## Prompt
The entries below are to be repeated exactly as they stand.

## Saved data entries

↓↓↓

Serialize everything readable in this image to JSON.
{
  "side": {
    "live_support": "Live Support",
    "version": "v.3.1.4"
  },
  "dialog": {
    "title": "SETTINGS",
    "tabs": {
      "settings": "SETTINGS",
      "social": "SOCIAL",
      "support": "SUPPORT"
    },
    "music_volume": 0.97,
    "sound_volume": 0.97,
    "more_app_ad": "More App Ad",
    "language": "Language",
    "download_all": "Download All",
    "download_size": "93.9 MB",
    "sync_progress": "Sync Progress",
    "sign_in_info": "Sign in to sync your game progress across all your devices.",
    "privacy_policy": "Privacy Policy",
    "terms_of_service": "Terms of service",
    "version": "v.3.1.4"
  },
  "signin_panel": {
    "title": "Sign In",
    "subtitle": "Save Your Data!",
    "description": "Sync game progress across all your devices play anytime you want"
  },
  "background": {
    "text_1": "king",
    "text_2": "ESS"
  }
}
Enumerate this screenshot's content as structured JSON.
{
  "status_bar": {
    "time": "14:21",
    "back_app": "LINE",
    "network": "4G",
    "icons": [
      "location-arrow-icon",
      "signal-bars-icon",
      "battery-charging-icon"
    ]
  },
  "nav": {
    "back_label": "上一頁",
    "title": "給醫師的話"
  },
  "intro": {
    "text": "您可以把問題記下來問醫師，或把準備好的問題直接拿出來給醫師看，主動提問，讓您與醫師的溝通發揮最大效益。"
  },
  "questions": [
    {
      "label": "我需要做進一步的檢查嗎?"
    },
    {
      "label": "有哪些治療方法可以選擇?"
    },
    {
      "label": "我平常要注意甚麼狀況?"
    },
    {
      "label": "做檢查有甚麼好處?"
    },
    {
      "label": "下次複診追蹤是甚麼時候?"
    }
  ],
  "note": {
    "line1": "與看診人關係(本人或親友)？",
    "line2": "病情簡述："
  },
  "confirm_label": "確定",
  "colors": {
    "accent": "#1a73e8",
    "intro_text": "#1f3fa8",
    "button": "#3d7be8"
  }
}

↑↑↑

## Correct output
Serialize everything readable in this image to JSON.
{
  "side": {
    "live_support": "Live Support",
    "version": "v.3.1.4"
  },
  "dialog": {
    "title": "SETTINGS",
    "tabs": {
      "settings": "SETTINGS",
      "social": "SOCIAL",
      "support": "SUPPORT"
    },
    "music_volume": 0.97,
    "sound_volume": 0.97,
    "more_app_ad": "More App Ad",
    "language": "Language",
    "download_all": "Download All",
    "download_size": "93.9 MB",
    "sync_progress": "Sync Progress",
    "sign_in_info": "Sign in to sync your game progress across all your devices.",
    "privacy_policy": "Privacy Policy",
    "terms_of_service": "Terms of service",
    "version": "v.3.1.4"
  },
  "signin_panel": {
    "title": "Sign In",
    "subtitle": "Save Your Data!",
    "description": "Sync game progress across all your devices play anytime you want"
  },
  "background": {
    "text_1": "king",
    "text_2": "ESS"
  }
}
Enumerate this screenshot's content as structured JSON.
{
  "status_bar": {
    "time": "14:21",
    "back_app": "LINE",
    "network": "4G",
    "icons": [
      "location-arrow-icon",
      "signal-bars-icon",
      "battery-charging-icon"
    ]
  },
  "nav": {
    "back_label": "上一頁",
    "title": "給醫師的話"
  },
  "intro": {
    "text": "您可以把問題記下來問醫師，或把準備好的問題直接拿出來給醫師看，主動提問，讓您與醫師的溝通發揮最大效益。"
  },
  "questions": [
    {
      "label": "我需要做進一步的檢查嗎?"
    },
    {
      "label": "有哪些治療方法可以選擇?"
    },
    {
      "label": "我平常要注意甚麼狀況?"
    },
    {
      "label": "做檢查有甚麼好處?"
    },
    {
      "label": "下次複診追蹤是甚麼時候?"
    }
  ],
  "note": {
    "line1": "與看診人關係(本人或親友)？",
    "line2": "病情簡述："
  },
  "confirm_label": "確定",
  "colors": {
    "accent": "#1a73e8",
    "intro_text": "#1f3fa8",
    "button": "#3d7be8"
  }
}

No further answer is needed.